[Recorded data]
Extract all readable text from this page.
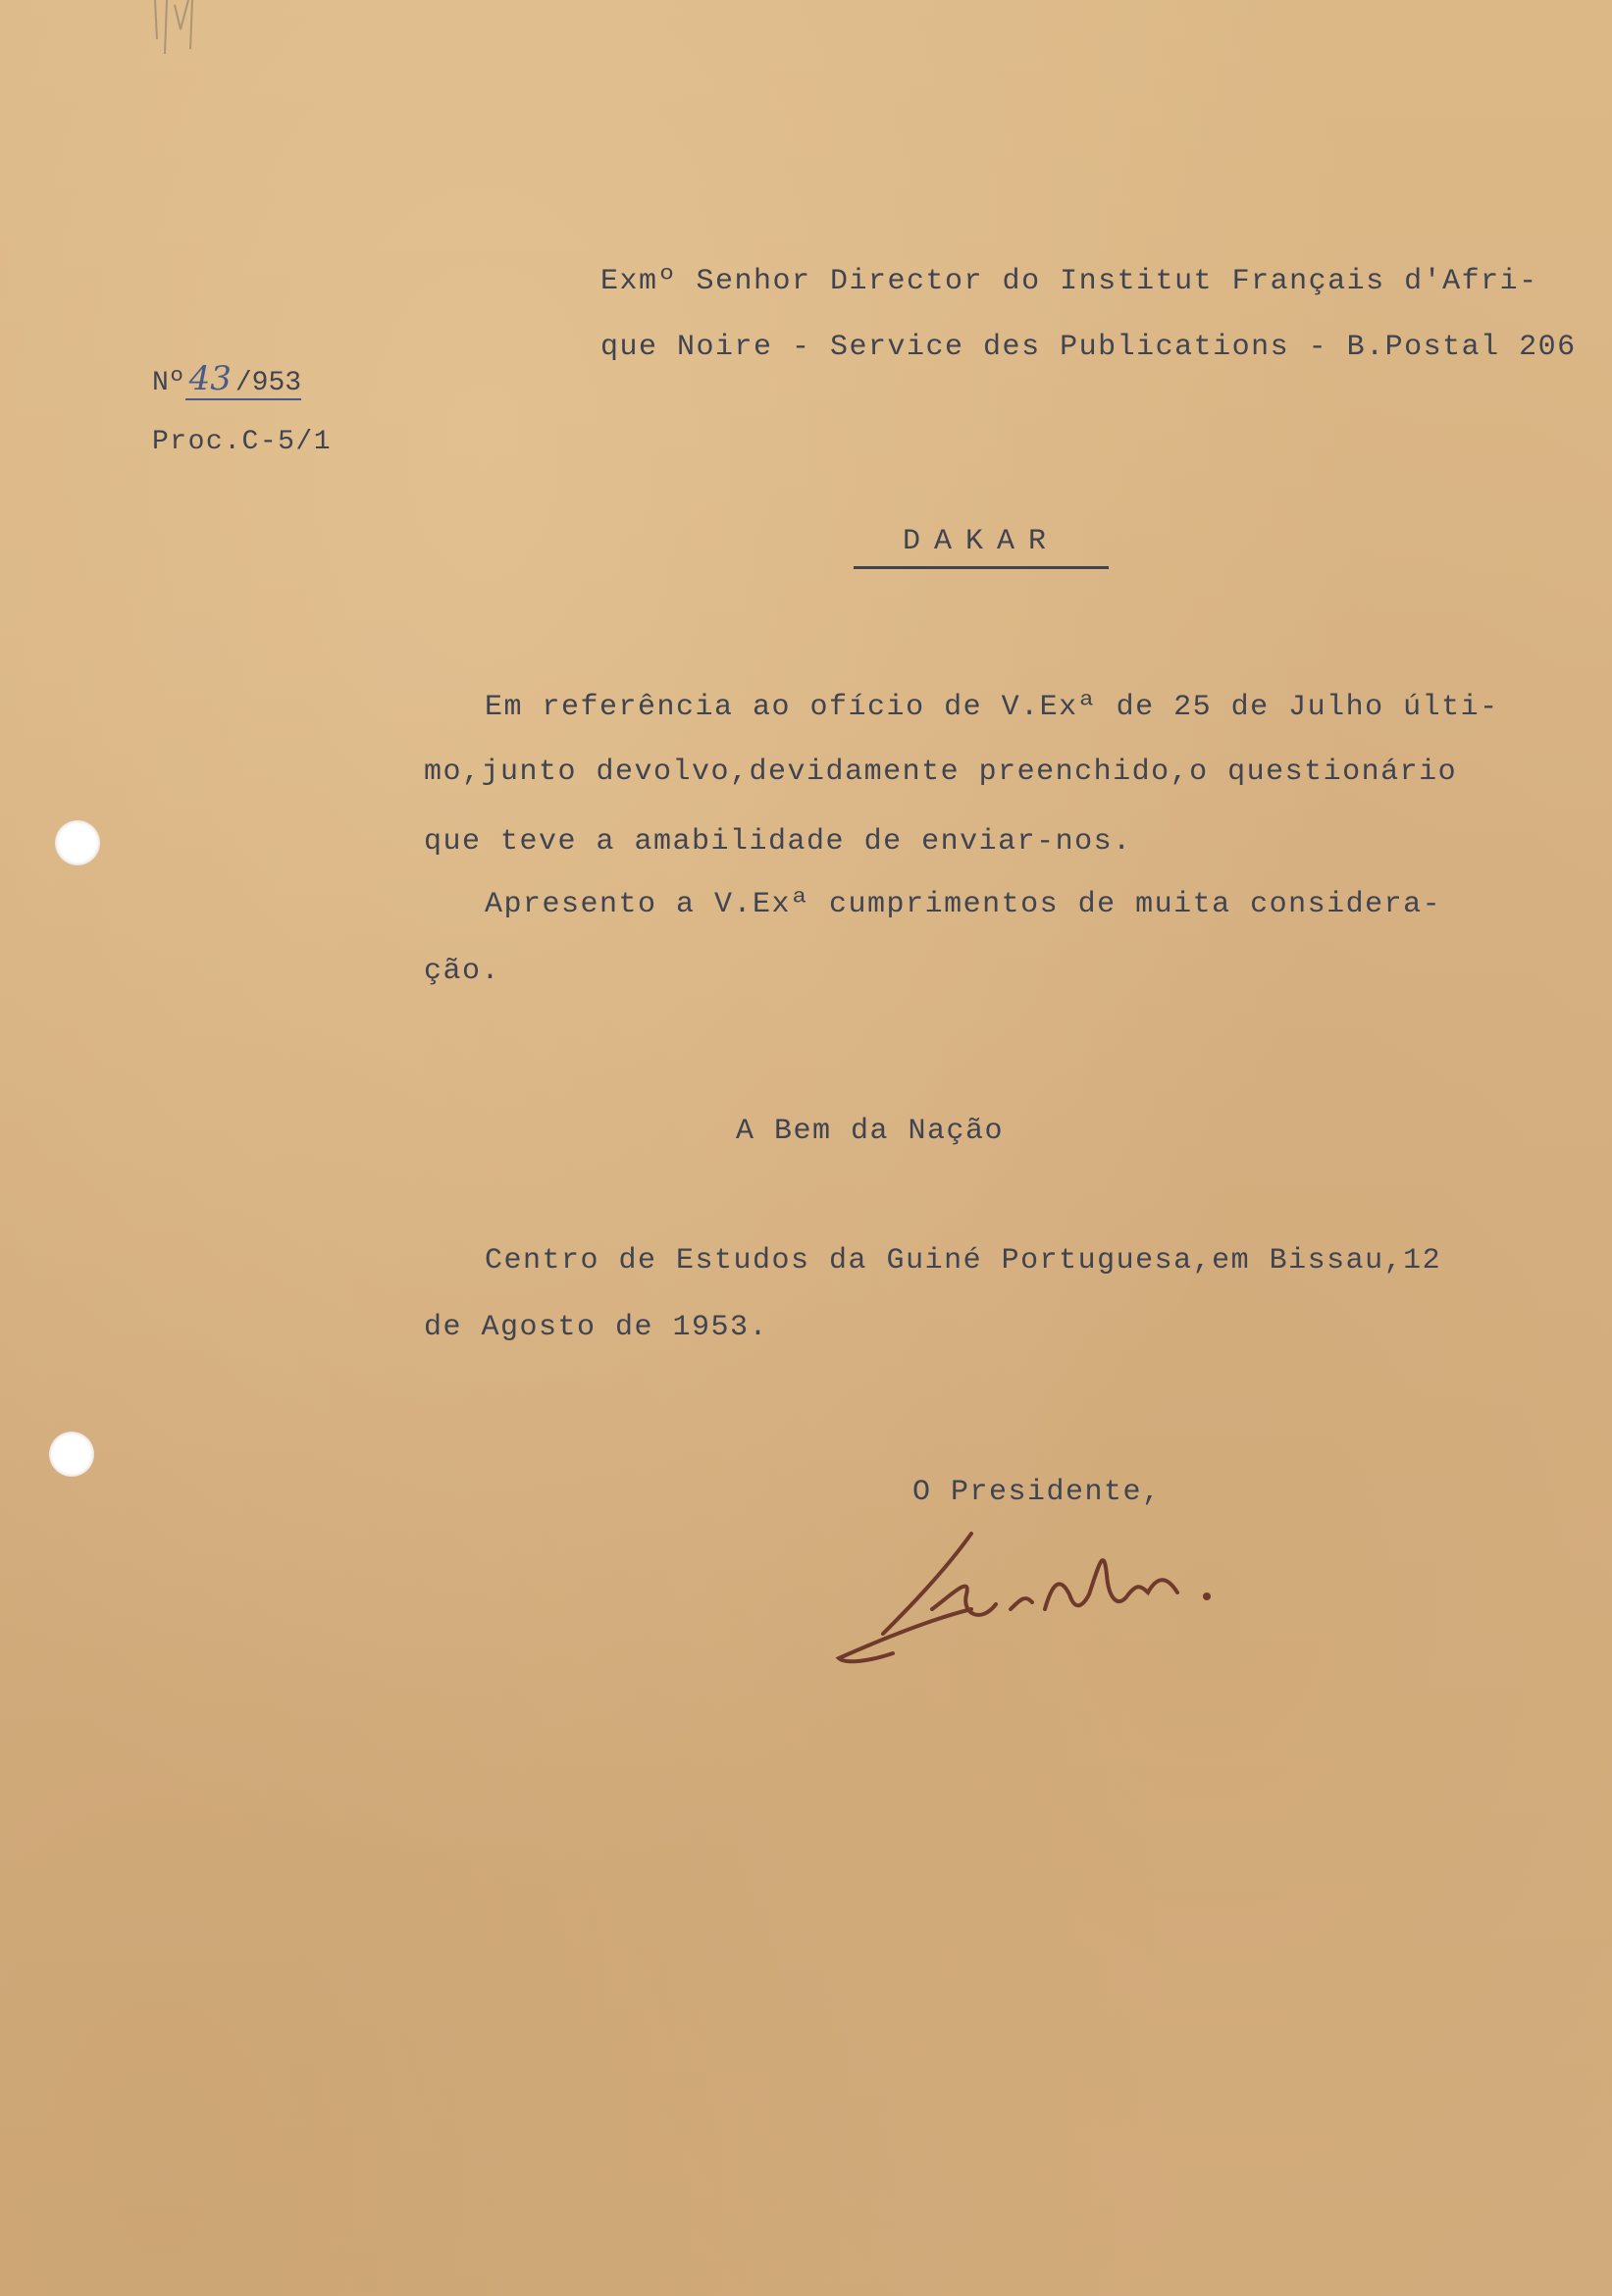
Exmº Senhor Director do Institut Français d'Afri-
que Noire - Service des Publications - B.Postal 206
Nº 43 /953
Proc.C-5/1
DAKAR
Em referência ao ofício de V.Exª de 25 de Julho últi-
mo,junto devolvo,devidamente preenchido,o questionário
que teve a amabilidade de enviar-nos.
Apresento a V.Exª cumprimentos de muita considera-
ção.
A Bem da Nação
Centro de Estudos da Guiné Portuguesa,em Bissau,12
de Agosto de 1953.
O Presidente,
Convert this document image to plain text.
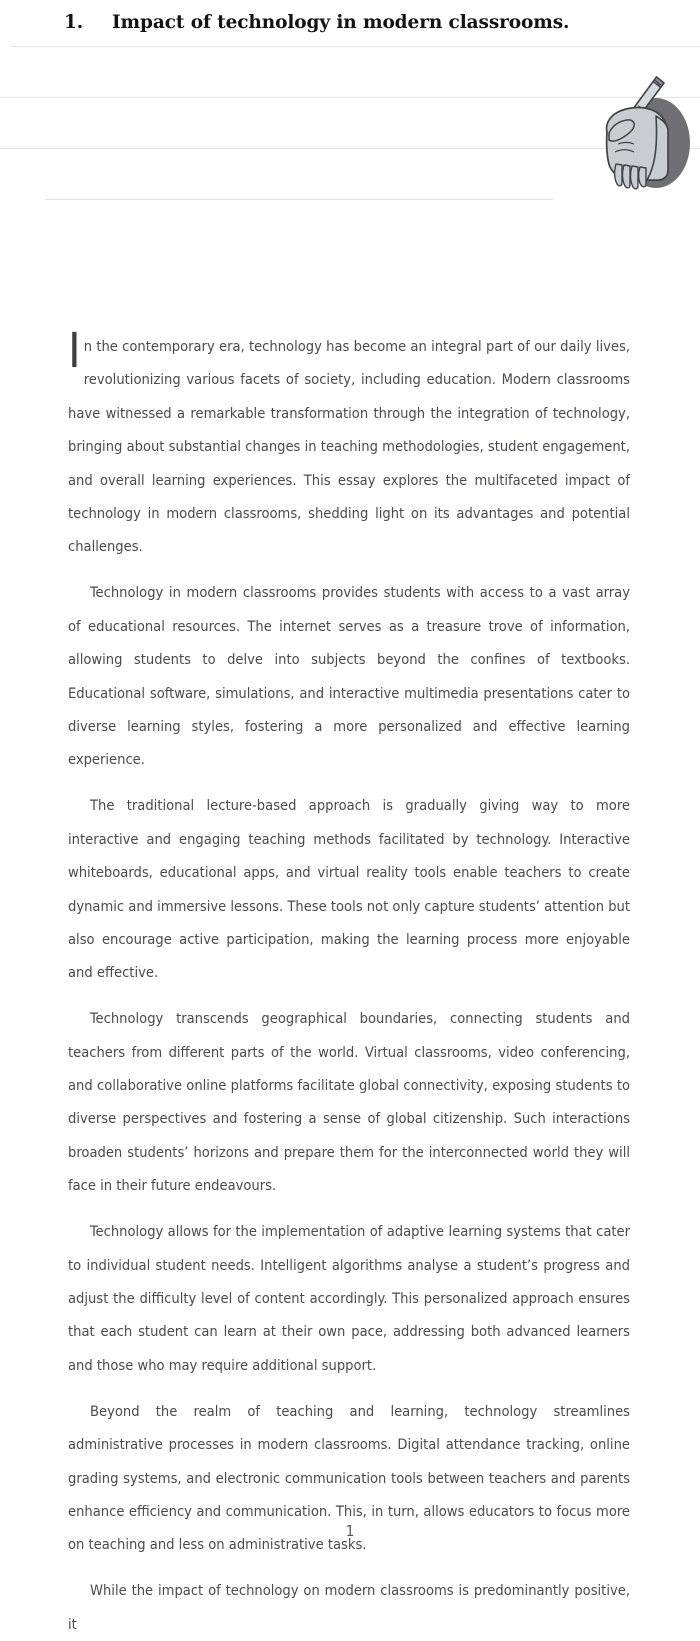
1. Impact of technology in modern classrooms.

In the contemporary era, technology has become an integral part of our daily lives, revolutionizing various facets of society, including education. Modern classrooms have witnessed a remarkable transformation through the integration of technology, bringing about substantial changes in teaching methodologies, student engagement, and overall learning experiences. This essay explores the multifaceted impact of technology in modern classrooms, shedding light on its advantages and potential challenges.

Technology in modern classrooms provides students with access to a vast array of educational resources. The internet serves as a treasure trove of information, allowing students to delve into subjects beyond the confines of textbooks. Educational software, simulations, and interactive multimedia presentations cater to diverse learning styles, fostering a more personalized and effective learning experience.

The traditional lecture-based approach is gradually giving way to more interactive and engaging teaching methods facilitated by technology. Interactive whiteboards, educational apps, and virtual reality tools enable teachers to create dynamic and immersive lessons. These tools not only capture students’ attention but also encourage active participation, making the learning process more enjoyable and effective.

Technology transcends geographical boundaries, connecting students and teachers from different parts of the world. Virtual classrooms, video conferencing, and collaborative online platforms facilitate global connectivity, exposing students to diverse perspectives and fostering a sense of global citizenship. Such interactions broaden students’ horizons and prepare them for the interconnected world they will face in their future endeavours.

Technology allows for the implementation of adaptive learning systems that cater to individual student needs. Intelligent algorithms analyse a student’s progress and adjust the difficulty level of content accordingly. This personalized approach ensures that each student can learn at their own pace, addressing both advanced learners and those who may require additional support.

Beyond the realm of teaching and learning, technology streamlines administrative processes in modern classrooms. Digital attendance tracking, online grading systems, and electronic communication tools between teachers and parents enhance efficiency and communication. This, in turn, allows educators to focus more on teaching and less on administrative tasks.

While the impact of technology on modern classrooms is predominantly positive, it

1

--- Directions for this task ---
Reproduce the material word for word, minus the images.

--- Answer to the task ---
Extract all readable text from this page.
Exmº Senhor Director do Institut Français d'Afri-
que Noire - Service des Publications - B.Postal 206
Nº 43 /953
Proc.C-5/1
DAKAR
Em referência ao ofício de V.Exª de 25 de Julho últi-
mo,junto devolvo,devidamente preenchido,o questionário
que teve a amabilidade de enviar-nos.
Apresento a V.Exª cumprimentos de muita considera-
ção.
A Bem da Nação
Centro de Estudos da Guiné Portuguesa,em Bissau,12
de Agosto de 1953.
O Presidente,
Convert this document image to plain text.
1. Impact of technology in modern classrooms.

In the contemporary era, technology has become an integral part of our daily lives, revolutionizing various facets of society, including education. Modern classrooms have witnessed a remarkable transformation through the integration of technology, bringing about substantial changes in teaching methodologies, student engagement, and overall learning experiences. This essay explores the multifaceted impact of technology in modern classrooms, shedding light on its advantages and potential challenges.

Technology in modern classrooms provides students with access to a vast array of educational resources. The internet serves as a treasure trove of information, allowing students to delve into subjects beyond the confines of textbooks. Educational software, simulations, and interactive multimedia presentations cater to diverse learning styles, fostering a more personalized and effective learning experience.

The traditional lecture-based approach is gradually giving way to more interactive and engaging teaching methods facilitated by technology. Interactive whiteboards, educational apps, and virtual reality tools enable teachers to create dynamic and immersive lessons. These tools not only capture students’ attention but also encourage active participation, making the learning process more enjoyable and effective.

Technology transcends geographical boundaries, connecting students and teachers from different parts of the world. Virtual classrooms, video conferencing, and collaborative online platforms facilitate global connectivity, exposing students to diverse perspectives and fostering a sense of global citizenship. Such interactions broaden students’ horizons and prepare them for the interconnected world they will face in their future endeavours.

Technology allows for the implementation of adaptive learning systems that cater to individual student needs. Intelligent algorithms analyse a student’s progress and adjust the difficulty level of content accordingly. This personalized approach ensures that each student can learn at their own pace, addressing both advanced learners and those who may require additional support.

Beyond the realm of teaching and learning, technology streamlines administrative processes in modern classrooms. Digital attendance tracking, online grading systems, and electronic communication tools between teachers and parents enhance efficiency and communication. This, in turn, allows educators to focus more on teaching and less on administrative tasks.

While the impact of technology on modern classrooms is predominantly positive, it

1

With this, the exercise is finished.